### WORK INSTRUCTIONS
Look below. Copy each line that has "color" in it.

### DATA ENTRIES
+++

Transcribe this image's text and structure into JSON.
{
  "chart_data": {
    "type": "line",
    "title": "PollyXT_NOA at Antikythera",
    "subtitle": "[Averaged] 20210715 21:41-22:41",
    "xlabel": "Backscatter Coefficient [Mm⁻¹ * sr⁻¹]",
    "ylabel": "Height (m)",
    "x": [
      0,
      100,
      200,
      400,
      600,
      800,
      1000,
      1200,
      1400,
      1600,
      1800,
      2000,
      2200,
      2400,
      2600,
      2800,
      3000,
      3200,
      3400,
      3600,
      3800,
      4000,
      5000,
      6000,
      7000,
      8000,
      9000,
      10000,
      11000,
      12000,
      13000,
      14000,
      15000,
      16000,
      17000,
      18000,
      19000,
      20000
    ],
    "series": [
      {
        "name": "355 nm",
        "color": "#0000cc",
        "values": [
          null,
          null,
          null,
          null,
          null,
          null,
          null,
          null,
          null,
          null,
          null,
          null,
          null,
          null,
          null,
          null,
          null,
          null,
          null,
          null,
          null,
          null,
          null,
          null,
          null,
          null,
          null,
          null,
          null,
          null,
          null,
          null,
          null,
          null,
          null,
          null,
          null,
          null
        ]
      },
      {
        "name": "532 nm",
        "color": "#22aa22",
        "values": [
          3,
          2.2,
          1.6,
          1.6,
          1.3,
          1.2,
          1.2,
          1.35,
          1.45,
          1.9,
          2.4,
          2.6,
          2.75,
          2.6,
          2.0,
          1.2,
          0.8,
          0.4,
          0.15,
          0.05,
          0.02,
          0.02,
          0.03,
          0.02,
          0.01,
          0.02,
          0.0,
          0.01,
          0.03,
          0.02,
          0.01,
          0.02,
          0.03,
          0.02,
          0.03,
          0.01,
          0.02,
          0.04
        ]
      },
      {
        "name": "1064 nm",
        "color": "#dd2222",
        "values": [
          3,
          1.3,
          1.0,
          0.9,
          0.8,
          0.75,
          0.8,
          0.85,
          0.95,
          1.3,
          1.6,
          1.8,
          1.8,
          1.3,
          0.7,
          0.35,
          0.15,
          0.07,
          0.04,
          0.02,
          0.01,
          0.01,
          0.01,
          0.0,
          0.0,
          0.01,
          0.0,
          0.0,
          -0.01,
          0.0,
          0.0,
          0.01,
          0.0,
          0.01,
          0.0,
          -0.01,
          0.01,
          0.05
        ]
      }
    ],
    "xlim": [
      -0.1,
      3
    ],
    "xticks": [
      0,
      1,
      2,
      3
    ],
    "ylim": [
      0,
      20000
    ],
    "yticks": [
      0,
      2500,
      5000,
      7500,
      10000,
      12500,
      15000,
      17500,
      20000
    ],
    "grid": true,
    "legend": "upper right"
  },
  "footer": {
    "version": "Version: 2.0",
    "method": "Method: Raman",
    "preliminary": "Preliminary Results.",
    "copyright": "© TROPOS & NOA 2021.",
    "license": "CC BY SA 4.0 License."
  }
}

+++

### TASK RESULT
        "color": "#0000cc",
        "color": "#22aa22",
        "color": "#dd2222",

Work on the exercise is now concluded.